### Saved data entries
◆ ◆ ◆ ◆ ◆
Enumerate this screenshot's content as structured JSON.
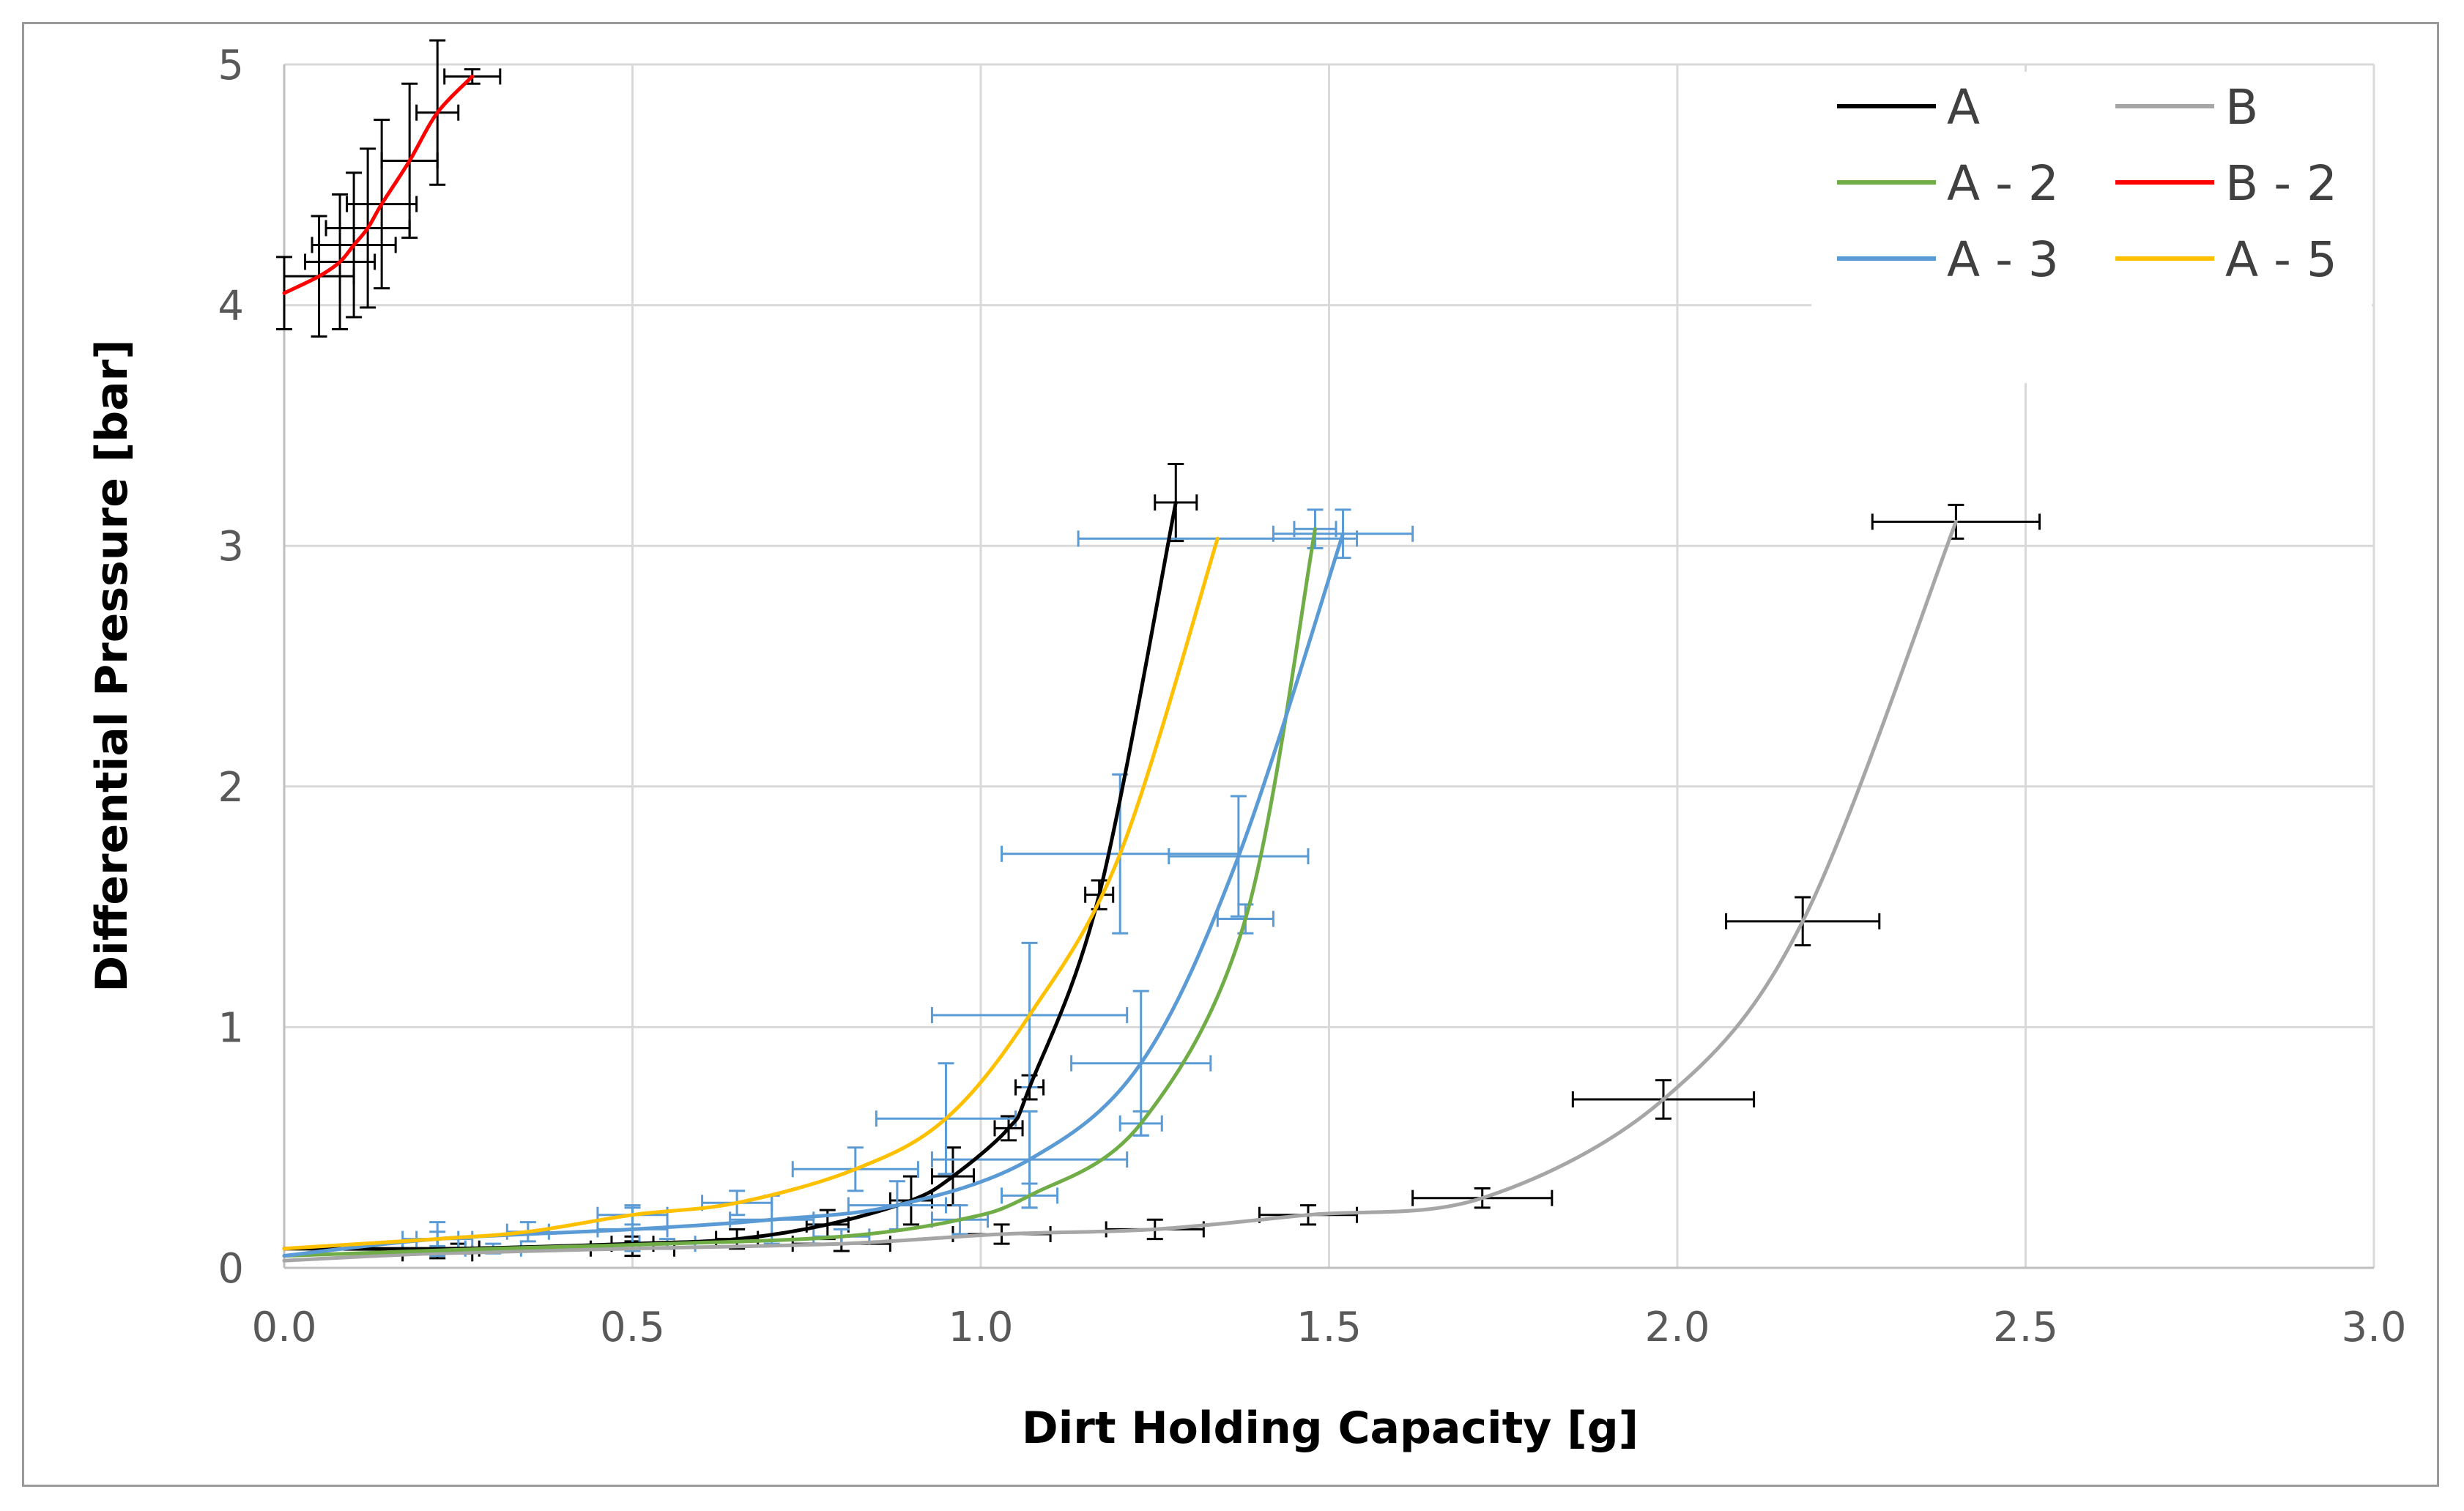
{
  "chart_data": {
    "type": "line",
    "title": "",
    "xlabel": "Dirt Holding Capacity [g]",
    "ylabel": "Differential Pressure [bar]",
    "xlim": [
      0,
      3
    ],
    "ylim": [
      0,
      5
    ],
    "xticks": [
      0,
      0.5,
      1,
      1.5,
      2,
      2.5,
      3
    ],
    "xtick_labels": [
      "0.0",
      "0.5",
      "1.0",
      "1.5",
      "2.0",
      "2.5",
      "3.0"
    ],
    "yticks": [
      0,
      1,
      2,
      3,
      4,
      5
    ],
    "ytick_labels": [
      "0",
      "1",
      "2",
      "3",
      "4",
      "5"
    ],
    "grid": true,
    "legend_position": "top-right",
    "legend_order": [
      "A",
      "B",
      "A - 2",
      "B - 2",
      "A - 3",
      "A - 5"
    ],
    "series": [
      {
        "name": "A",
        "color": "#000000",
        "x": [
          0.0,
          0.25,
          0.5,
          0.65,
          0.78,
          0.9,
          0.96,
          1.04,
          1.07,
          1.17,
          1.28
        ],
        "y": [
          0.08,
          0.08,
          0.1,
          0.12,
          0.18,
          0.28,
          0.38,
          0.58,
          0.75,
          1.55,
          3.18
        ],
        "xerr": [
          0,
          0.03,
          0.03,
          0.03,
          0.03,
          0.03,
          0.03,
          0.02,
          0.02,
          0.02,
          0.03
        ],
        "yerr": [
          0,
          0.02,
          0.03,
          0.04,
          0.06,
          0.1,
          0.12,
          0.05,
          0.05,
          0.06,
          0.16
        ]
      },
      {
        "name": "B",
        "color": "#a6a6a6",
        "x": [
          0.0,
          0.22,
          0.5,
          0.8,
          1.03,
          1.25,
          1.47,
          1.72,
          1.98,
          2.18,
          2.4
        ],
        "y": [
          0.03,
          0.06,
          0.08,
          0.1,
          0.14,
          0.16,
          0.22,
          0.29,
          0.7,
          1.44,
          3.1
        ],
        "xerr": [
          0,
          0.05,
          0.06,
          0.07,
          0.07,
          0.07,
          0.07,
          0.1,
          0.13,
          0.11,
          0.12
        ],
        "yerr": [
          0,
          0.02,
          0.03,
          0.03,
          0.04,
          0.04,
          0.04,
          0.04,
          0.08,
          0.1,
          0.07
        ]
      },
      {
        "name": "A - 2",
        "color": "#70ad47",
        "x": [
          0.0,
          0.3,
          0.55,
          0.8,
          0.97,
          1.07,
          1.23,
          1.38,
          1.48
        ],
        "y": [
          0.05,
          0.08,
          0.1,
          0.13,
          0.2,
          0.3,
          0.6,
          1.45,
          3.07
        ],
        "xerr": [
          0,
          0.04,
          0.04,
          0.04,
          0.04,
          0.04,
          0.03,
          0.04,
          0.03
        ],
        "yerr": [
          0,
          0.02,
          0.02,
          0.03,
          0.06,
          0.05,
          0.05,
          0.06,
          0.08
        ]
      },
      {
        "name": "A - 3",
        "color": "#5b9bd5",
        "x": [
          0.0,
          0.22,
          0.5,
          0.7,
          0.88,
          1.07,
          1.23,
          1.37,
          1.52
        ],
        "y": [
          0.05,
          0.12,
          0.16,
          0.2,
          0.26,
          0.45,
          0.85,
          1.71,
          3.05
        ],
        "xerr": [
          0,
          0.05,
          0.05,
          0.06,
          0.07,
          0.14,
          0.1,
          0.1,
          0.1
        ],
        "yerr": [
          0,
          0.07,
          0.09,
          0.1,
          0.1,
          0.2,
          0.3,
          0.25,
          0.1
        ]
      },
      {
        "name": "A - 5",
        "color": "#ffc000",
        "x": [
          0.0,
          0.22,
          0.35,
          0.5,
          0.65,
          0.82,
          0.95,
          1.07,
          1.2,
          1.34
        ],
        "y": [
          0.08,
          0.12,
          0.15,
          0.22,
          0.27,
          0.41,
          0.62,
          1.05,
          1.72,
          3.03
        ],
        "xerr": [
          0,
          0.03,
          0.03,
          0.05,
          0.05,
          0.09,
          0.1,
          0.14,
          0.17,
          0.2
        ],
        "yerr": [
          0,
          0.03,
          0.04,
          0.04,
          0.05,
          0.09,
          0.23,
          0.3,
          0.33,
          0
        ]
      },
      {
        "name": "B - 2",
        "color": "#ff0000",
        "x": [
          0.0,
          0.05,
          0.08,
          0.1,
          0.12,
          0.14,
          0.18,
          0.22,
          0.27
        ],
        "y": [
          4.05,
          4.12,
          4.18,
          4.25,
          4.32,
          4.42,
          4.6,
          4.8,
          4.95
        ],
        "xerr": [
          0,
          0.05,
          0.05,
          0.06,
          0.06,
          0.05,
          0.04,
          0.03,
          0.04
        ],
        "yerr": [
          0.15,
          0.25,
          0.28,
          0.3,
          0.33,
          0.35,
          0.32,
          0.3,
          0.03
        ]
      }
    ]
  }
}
◆ ◆ ◆ ◆ ◆
### Stated problem
From the data, list each line in which the string "name" appears.

### Exercise answer
        "name": "A",
        "name": "B",
        "name": "A - 2",
        "name": "A - 3",
        "name": "A - 5",
        "name": "B - 2",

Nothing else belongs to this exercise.